All entries should be output exactly as they stand.
****************************************
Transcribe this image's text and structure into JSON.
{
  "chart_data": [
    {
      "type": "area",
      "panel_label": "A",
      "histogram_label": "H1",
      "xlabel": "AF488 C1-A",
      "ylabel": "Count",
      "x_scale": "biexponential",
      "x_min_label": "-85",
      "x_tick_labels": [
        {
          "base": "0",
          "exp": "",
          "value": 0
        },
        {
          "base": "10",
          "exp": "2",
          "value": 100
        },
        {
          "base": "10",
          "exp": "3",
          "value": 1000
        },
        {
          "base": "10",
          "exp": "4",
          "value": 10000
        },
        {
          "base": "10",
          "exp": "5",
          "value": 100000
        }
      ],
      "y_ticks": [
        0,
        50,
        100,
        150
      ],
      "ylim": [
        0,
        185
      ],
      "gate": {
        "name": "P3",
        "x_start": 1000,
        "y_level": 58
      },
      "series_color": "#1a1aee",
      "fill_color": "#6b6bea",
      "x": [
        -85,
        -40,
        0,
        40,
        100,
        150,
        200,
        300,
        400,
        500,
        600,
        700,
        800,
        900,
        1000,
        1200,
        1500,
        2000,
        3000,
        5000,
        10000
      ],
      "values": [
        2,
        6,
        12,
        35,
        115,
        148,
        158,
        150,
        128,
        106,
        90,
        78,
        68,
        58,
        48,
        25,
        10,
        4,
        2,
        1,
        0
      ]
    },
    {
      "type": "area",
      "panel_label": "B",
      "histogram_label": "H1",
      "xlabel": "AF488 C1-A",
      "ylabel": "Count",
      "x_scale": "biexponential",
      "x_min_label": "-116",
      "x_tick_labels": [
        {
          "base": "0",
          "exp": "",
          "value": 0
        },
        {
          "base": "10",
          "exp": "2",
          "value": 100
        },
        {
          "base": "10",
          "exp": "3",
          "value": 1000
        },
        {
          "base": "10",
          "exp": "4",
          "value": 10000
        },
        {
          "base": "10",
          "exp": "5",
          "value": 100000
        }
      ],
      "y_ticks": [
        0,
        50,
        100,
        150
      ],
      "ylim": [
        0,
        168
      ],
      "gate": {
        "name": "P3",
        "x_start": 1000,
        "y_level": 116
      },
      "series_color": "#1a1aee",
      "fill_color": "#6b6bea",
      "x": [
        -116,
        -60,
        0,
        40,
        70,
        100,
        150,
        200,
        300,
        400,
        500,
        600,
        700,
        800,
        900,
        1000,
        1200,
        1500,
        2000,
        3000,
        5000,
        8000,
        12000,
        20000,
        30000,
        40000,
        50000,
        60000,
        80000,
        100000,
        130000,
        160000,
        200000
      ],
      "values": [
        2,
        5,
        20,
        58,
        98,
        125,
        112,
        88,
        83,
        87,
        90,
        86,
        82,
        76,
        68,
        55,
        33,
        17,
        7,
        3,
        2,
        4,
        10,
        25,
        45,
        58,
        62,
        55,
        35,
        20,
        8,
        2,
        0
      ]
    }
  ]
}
****************************************
→ **PROBLEM SOLUTION**
Transcribe this image's text and structure into JSON.
{
  "chart_data": [
    {
      "type": "area",
      "panel_label": "A",
      "histogram_label": "H1",
      "xlabel": "AF488 C1-A",
      "ylabel": "Count",
      "x_scale": "biexponential",
      "x_min_label": "-85",
      "x_tick_labels": [
        {
          "base": "0",
          "exp": "",
          "value": 0
        },
        {
          "base": "10",
          "exp": "2",
          "value": 100
        },
        {
          "base": "10",
          "exp": "3",
          "value": 1000
        },
        {
          "base": "10",
          "exp": "4",
          "value": 10000
        },
        {
          "base": "10",
          "exp": "5",
          "value": 100000
        }
      ],
      "y_ticks": [
        0,
        50,
        100,
        150
      ],
      "ylim": [
        0,
        185
      ],
      "gate": {
        "name": "P3",
        "x_start": 1000,
        "y_level": 58
      },
      "series_color": "#1a1aee",
      "fill_color": "#6b6bea",
      "x": [
        -85,
        -40,
        0,
        40,
        100,
        150,
        200,
        300,
        400,
        500,
        600,
        700,
        800,
        900,
        1000,
        1200,
        1500,
        2000,
        3000,
        5000,
        10000
      ],
      "values": [
        2,
        6,
        12,
        35,
        115,
        148,
        158,
        150,
        128,
        106,
        90,
        78,
        68,
        58,
        48,
        25,
        10,
        4,
        2,
        1,
        0
      ]
    },
    {
      "type": "area",
      "panel_label": "B",
      "histogram_label": "H1",
      "xlabel": "AF488 C1-A",
      "ylabel": "Count",
      "x_scale": "biexponential",
      "x_min_label": "-116",
      "x_tick_labels": [
        {
          "base": "0",
          "exp": "",
          "value": 0
        },
        {
          "base": "10",
          "exp": "2",
          "value": 100
        },
        {
          "base": "10",
          "exp": "3",
          "value": 1000
        },
        {
          "base": "10",
          "exp": "4",
          "value": 10000
        },
        {
          "base": "10",
          "exp": "5",
          "value": 100000
        }
      ],
      "y_ticks": [
        0,
        50,
        100,
        150
      ],
      "ylim": [
        0,
        168
      ],
      "gate": {
        "name": "P3",
        "x_start": 1000,
        "y_level": 116
      },
      "series_color": "#1a1aee",
      "fill_color": "#6b6bea",
      "x": [
        -116,
        -60,
        0,
        40,
        70,
        100,
        150,
        200,
        300,
        400,
        500,
        600,
        700,
        800,
        900,
        1000,
        1200,
        1500,
        2000,
        3000,
        5000,
        8000,
        12000,
        20000,
        30000,
        40000,
        50000,
        60000,
        80000,
        100000,
        130000,
        160000,
        200000
      ],
      "values": [
        2,
        5,
        20,
        58,
        98,
        125,
        112,
        88,
        83,
        87,
        90,
        86,
        82,
        76,
        68,
        55,
        33,
        17,
        7,
        3,
        2,
        4,
        10,
        25,
        45,
        58,
        62,
        55,
        35,
        20,
        8,
        2,
        0
      ]
    }
  ]
}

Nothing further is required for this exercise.